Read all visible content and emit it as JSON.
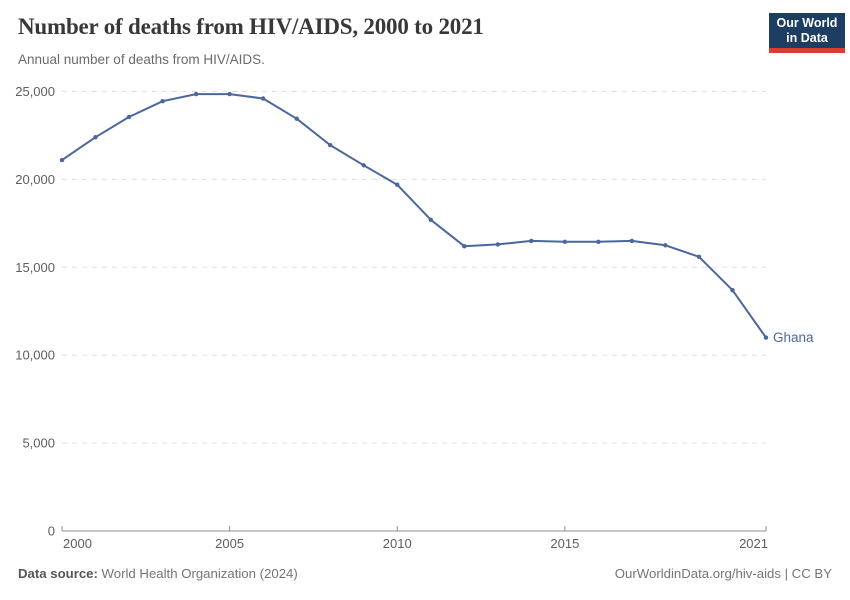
{
  "logo": {
    "line1": "Our World",
    "line2": "in Data",
    "bg_color": "#1d3d63",
    "bar_color": "#dc3b2f"
  },
  "chart_data": {
    "type": "line",
    "title": "Number of deaths from HIV/AIDS, 2000 to 2021",
    "subtitle": "Annual number of deaths from HIV/AIDS.",
    "xlabel": "",
    "ylabel": "",
    "xlim": [
      2000,
      2021
    ],
    "ylim": [
      0,
      25000
    ],
    "xticks": [
      2000,
      2005,
      2010,
      2015,
      2021
    ],
    "yticks": [
      0,
      5000,
      10000,
      15000,
      20000,
      25000
    ],
    "ytick_labels": [
      "0",
      "5,000",
      "10,000",
      "15,000",
      "20,000",
      "25,000"
    ],
    "grid": "horizontal-dashed",
    "legend_position": "end-of-line-label",
    "series": [
      {
        "name": "Ghana",
        "color": "#4a679e",
        "x": [
          2000,
          2001,
          2002,
          2003,
          2004,
          2005,
          2006,
          2007,
          2008,
          2009,
          2010,
          2011,
          2012,
          2013,
          2014,
          2015,
          2016,
          2017,
          2018,
          2019,
          2020,
          2021
        ],
        "values": [
          21100,
          22400,
          23550,
          24450,
          24850,
          24850,
          24600,
          23450,
          21950,
          20800,
          19700,
          17700,
          16200,
          16300,
          16500,
          16450,
          16450,
          16500,
          16250,
          15600,
          13700,
          11000
        ]
      }
    ]
  },
  "footer": {
    "source_label": "Data source:",
    "source_text": " World Health Organization (2024)",
    "attribution": "OurWorldinData.org/hiv-aids | CC BY"
  }
}
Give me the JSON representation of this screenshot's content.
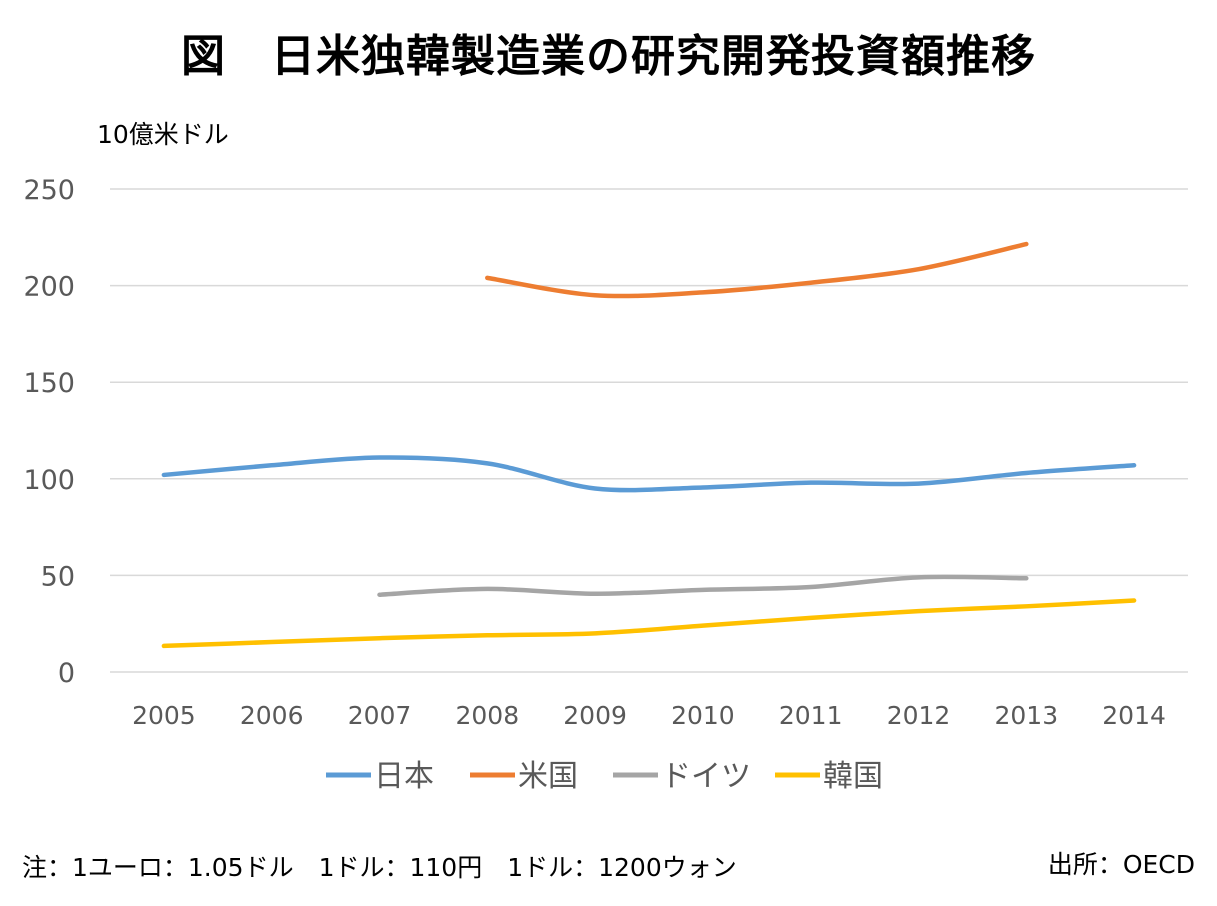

**Task details:** Determine the number of lines where the string "deaths" occurs, and give that number only.

**Solution:** 2